§ Task to carry out: "Regni" appears in how many lines of the entries? State only the number.

§ Data extract:
──────

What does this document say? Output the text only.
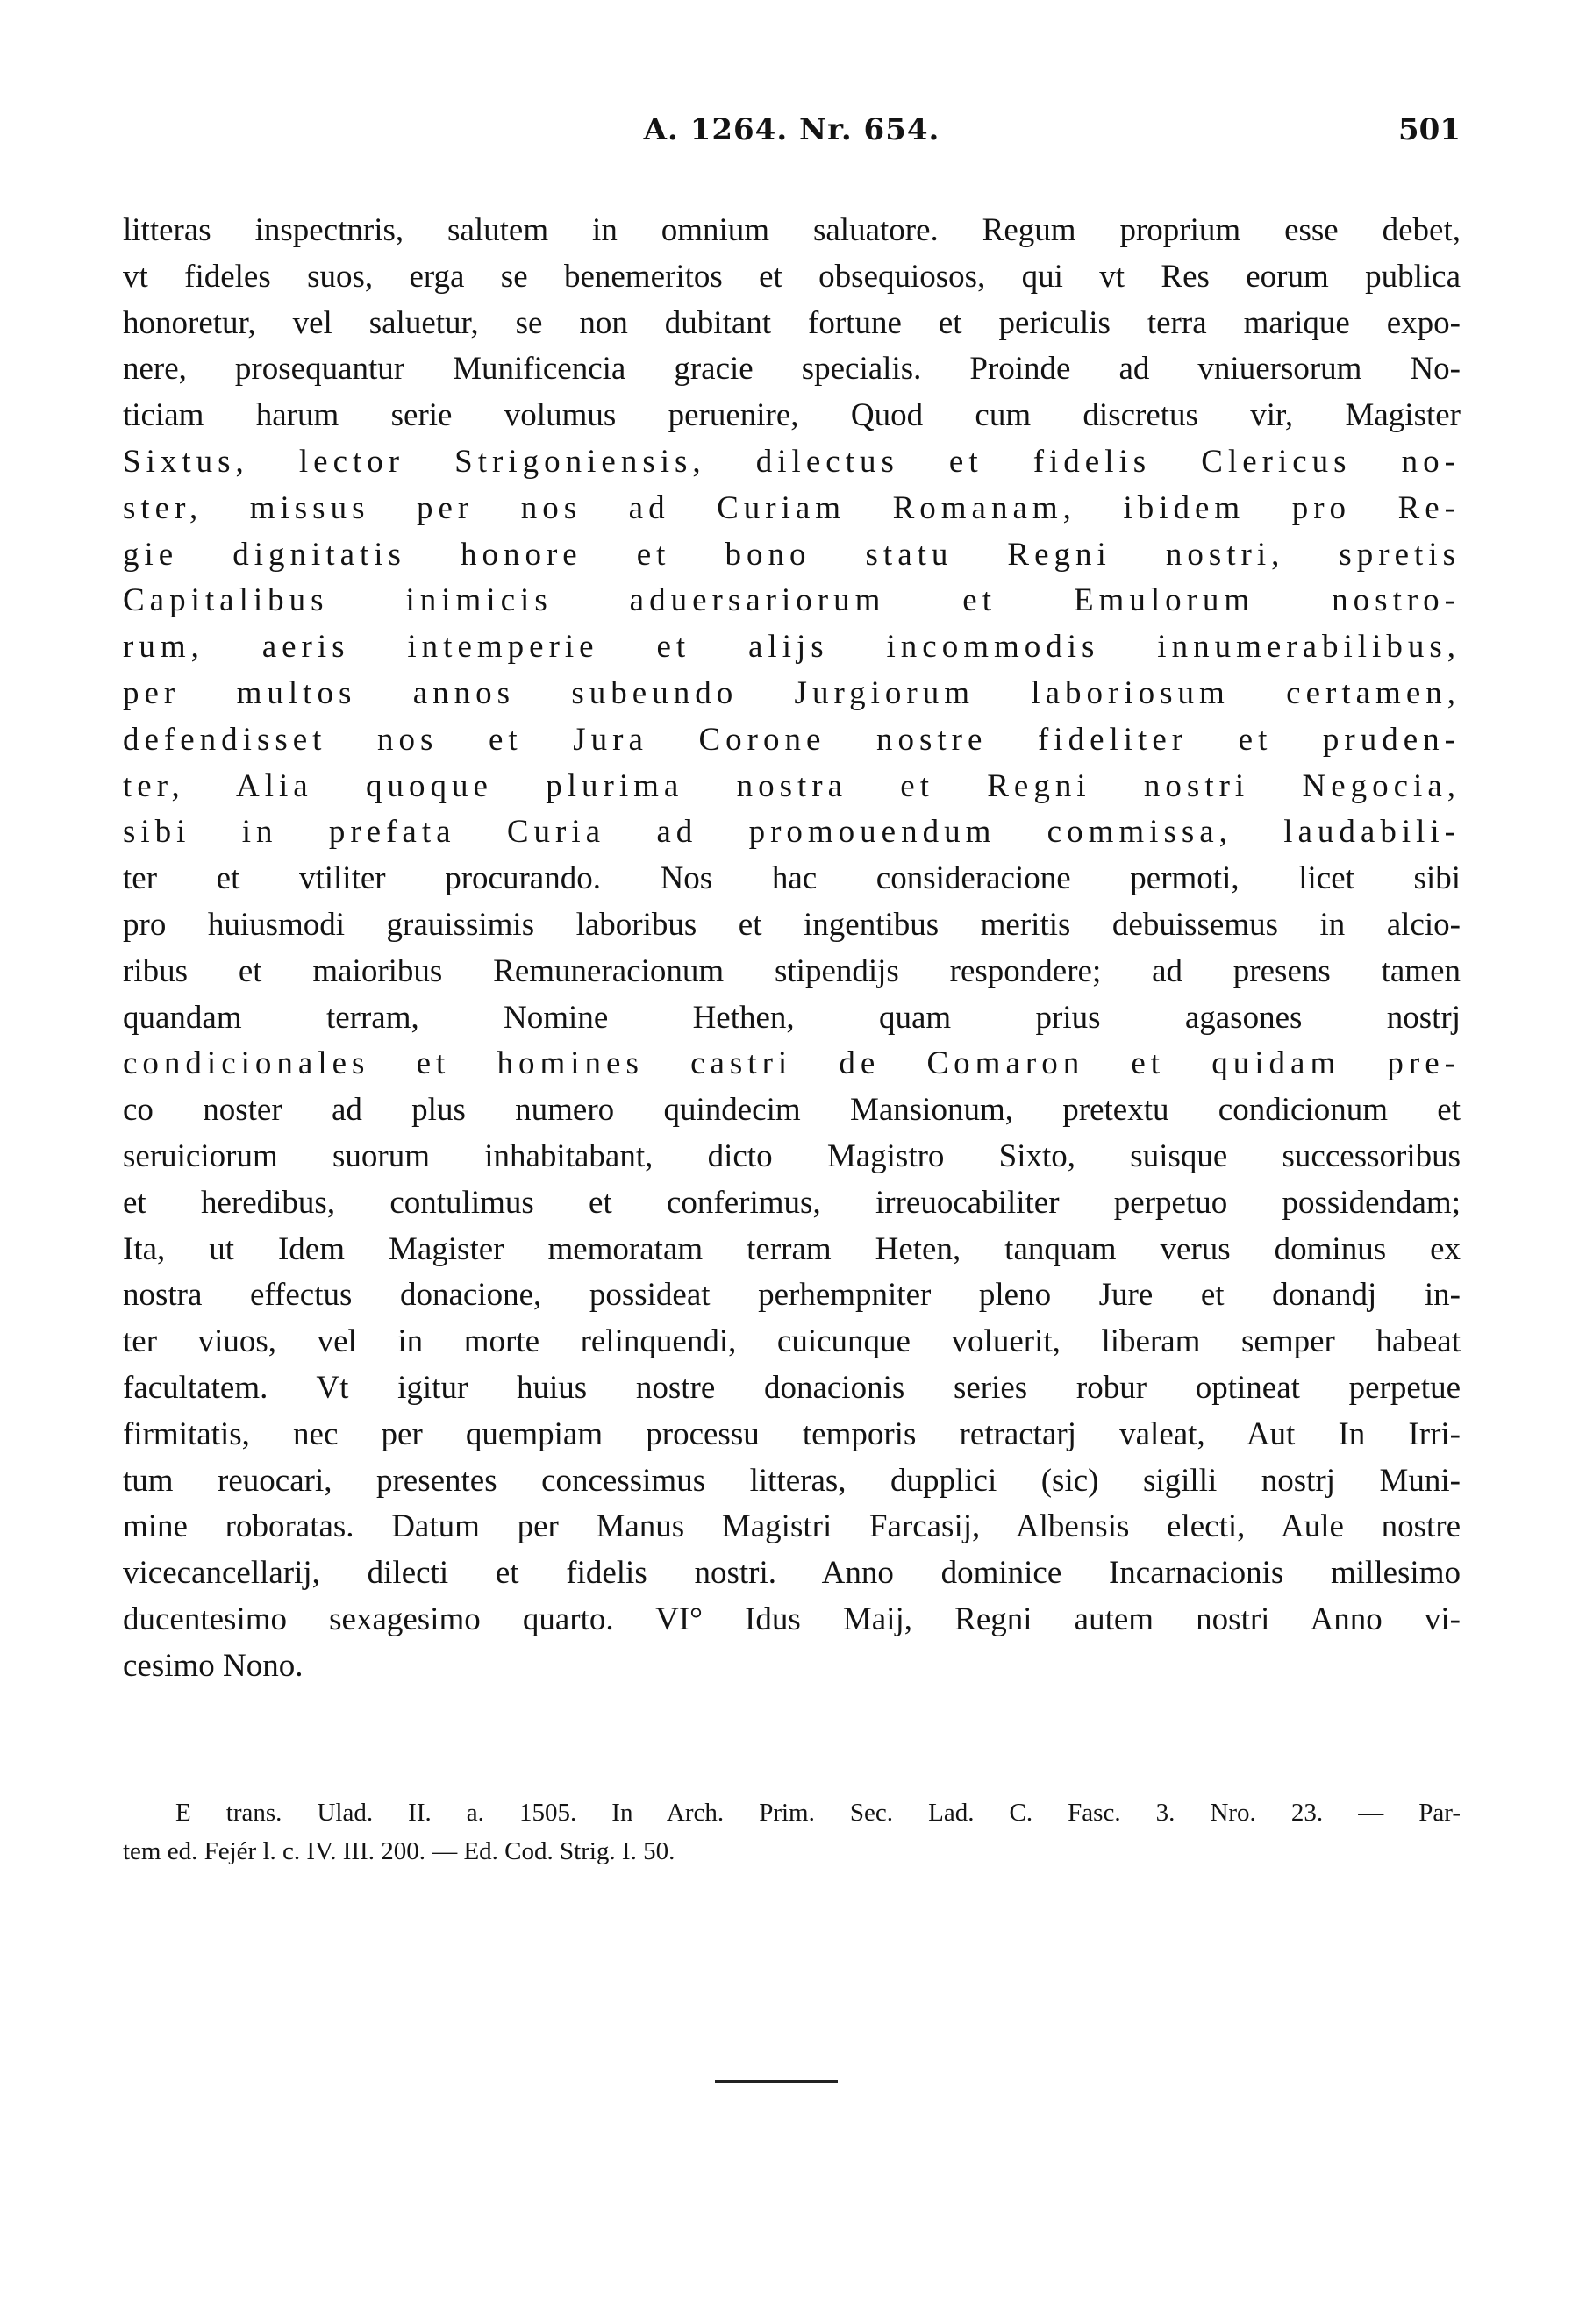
A. 1264. Nr. 654.	501
litteras inspectnris, salutem in omnium saluatore. Regum proprium esse debet,
vt fideles suos, erga se benemeritos et obsequiosos, qui vt Res eorum publica
honoretur, vel saluetur, se non dubitant fortune et periculis terra marique expo-
nere, prosequantur Munificencia gracie specialis. Proinde ad vniuersorum No-
ticiam harum serie volumus peruenire, Quod cum discretus vir, Magister
Sixtus, lector Strigoniensis, dilectus et fidelis Clericus no-
ster, missus per nos ad Curiam Romanam, ibidem pro Re-
gie dignitatis honore et bono statu Regni nostri, spretis
Capitalibus inimicis aduersariorum et Emulorum nostro-
rum, aeris intemperie et alijs incommodis innumerabilibus,
per multos annos subeundo Jurgiorum laboriosum certamen,
defendisset nos et Jura Corone nostre fideliter et pruden-
ter, Alia quoque plurima nostra et Regni nostri Negocia,
sibi in prefata Curia ad promouendum commissa, laudabili-
ter et vtiliter procurando. Nos hac consideracione permoti, licet sibi
pro huiusmodi grauissimis laboribus et ingentibus meritis debuissemus in alcio-
ribus et maioribus Remuneracionum stipendijs respondere; ad presens tamen
quandam terram, Nomine Hethen, quam prius agasones nostrj
condicionales et homines castri de Comaron et quidam pre-
co noster ad plus numero quindecim Mansionum, pretextu condicionum et
seruiciorum suorum inhabitabant, dicto Magistro Sixto, suisque successoribus
et heredibus, contulimus et conferimus, irreuocabiliter perpetuo possidendam;
Ita, ut Idem Magister memoratam terram Heten, tanquam verus dominus ex
nostra effectus donacione, possideat perhempniter pleno Jure et donandj in-
ter viuos, vel in morte relinquendi, cuicunque voluerit, liberam semper habeat
facultatem. Vt igitur huius nostre donacionis series robur optineat perpetue
firmitatis, nec per quempiam processu temporis retractarj valeat, Aut In Irri-
tum reuocari, presentes concessimus litteras, dupplici (sic) sigilli nostrj Muni-
mine roboratas. Datum per Manus Magistri Farcasij, Albensis electi, Aule nostre
vicecancellarij, dilecti et fidelis nostri. Anno dominice Incarnacionis millesimo
ducentesimo sexagesimo quarto. VI° Idus Maij, Regni autem nostri Anno vi-
cesimo Nono.
E trans. Ulad. II. a. 1505. In Arch. Prim. Sec. Lad. C. Fasc. 3. Nro. 23. — Par-
tem ed. Fejér l. c. IV. III. 200. — Ed. Cod. Strig. I. 50.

──────

§ The reply: 3